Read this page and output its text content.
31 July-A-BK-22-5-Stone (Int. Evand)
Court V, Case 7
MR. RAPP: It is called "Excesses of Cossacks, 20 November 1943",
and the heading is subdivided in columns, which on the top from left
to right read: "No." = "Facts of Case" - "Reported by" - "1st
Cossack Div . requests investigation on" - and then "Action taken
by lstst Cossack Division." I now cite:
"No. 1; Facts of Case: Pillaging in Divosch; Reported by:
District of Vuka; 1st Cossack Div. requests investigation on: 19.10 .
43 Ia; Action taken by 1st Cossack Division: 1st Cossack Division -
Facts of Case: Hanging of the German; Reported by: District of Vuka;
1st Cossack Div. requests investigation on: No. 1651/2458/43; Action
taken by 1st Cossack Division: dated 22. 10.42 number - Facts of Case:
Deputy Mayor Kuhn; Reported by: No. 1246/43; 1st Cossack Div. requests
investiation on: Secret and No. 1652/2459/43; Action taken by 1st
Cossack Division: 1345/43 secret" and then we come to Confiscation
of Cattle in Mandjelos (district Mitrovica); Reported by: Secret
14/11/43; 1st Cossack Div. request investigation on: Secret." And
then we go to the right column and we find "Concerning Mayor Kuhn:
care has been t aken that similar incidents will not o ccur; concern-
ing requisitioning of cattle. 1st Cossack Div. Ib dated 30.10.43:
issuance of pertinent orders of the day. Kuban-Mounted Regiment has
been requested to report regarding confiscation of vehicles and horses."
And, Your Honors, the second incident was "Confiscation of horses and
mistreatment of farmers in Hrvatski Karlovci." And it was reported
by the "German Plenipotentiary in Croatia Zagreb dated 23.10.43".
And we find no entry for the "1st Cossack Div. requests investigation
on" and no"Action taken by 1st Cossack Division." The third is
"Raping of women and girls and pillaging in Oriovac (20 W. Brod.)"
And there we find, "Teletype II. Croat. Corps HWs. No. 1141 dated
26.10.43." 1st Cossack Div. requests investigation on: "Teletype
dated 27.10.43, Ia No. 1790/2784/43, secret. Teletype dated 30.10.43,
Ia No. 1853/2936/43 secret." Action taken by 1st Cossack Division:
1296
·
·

-------------------------

The entries above should be repeated exactly, every one of them.

RESULT:
Read this page and output its text content.
31 July-A-BK-22-5-Stone (Int. Evand)
Court V, Case 7
MR. RAPP: It is called "Excesses of Cossacks, 20 November 1943",
and the heading is subdivided in columns, which on the top from left
to right read: "No." = "Facts of Case" - "Reported by" - "1st
Cossack Div . requests investigation on" - and then "Action taken
by lstst Cossack Division." I now cite:
"No. 1; Facts of Case: Pillaging in Divosch; Reported by:
District of Vuka; 1st Cossack Div. requests investigation on: 19.10 .
43 Ia; Action taken by 1st Cossack Division: 1st Cossack Division -
Facts of Case: Hanging of the German; Reported by: District of Vuka;
1st Cossack Div. requests investigation on: No. 1651/2458/43; Action
taken by 1st Cossack Division: dated 22. 10.42 number - Facts of Case:
Deputy Mayor Kuhn; Reported by: No. 1246/43; 1st Cossack Div. requests
investiation on: Secret and No. 1652/2459/43; Action taken by 1st
Cossack Division: 1345/43 secret" and then we come to Confiscation
of Cattle in Mandjelos (district Mitrovica); Reported by: Secret
14/11/43; 1st Cossack Div. request investigation on: Secret." And
then we go to the right column and we find "Concerning Mayor Kuhn:
care has been t aken that similar incidents will not o ccur; concern-
ing requisitioning of cattle. 1st Cossack Div. Ib dated 30.10.43:
issuance of pertinent orders of the day. Kuban-Mounted Regiment has
been requested to report regarding confiscation of vehicles and horses."
And, Your Honors, the second incident was "Confiscation of horses and
mistreatment of farmers in Hrvatski Karlovci." And it was reported
by the "German Plenipotentiary in Croatia Zagreb dated 23.10.43".
And we find no entry for the "1st Cossack Div. requests investigation
on" and no"Action taken by 1st Cossack Division." The third is
"Raping of women and girls and pillaging in Oriovac (20 W. Brod.)"
And there we find, "Teletype II. Croat. Corps HWs. No. 1141 dated
26.10.43." 1st Cossack Div. requests investigation on: "Teletype
dated 27.10.43, Ia No. 1790/2784/43, secret. Teletype dated 30.10.43,
Ia No. 1853/2936/43 secret." Action taken by 1st Cossack Division:
1296
·
·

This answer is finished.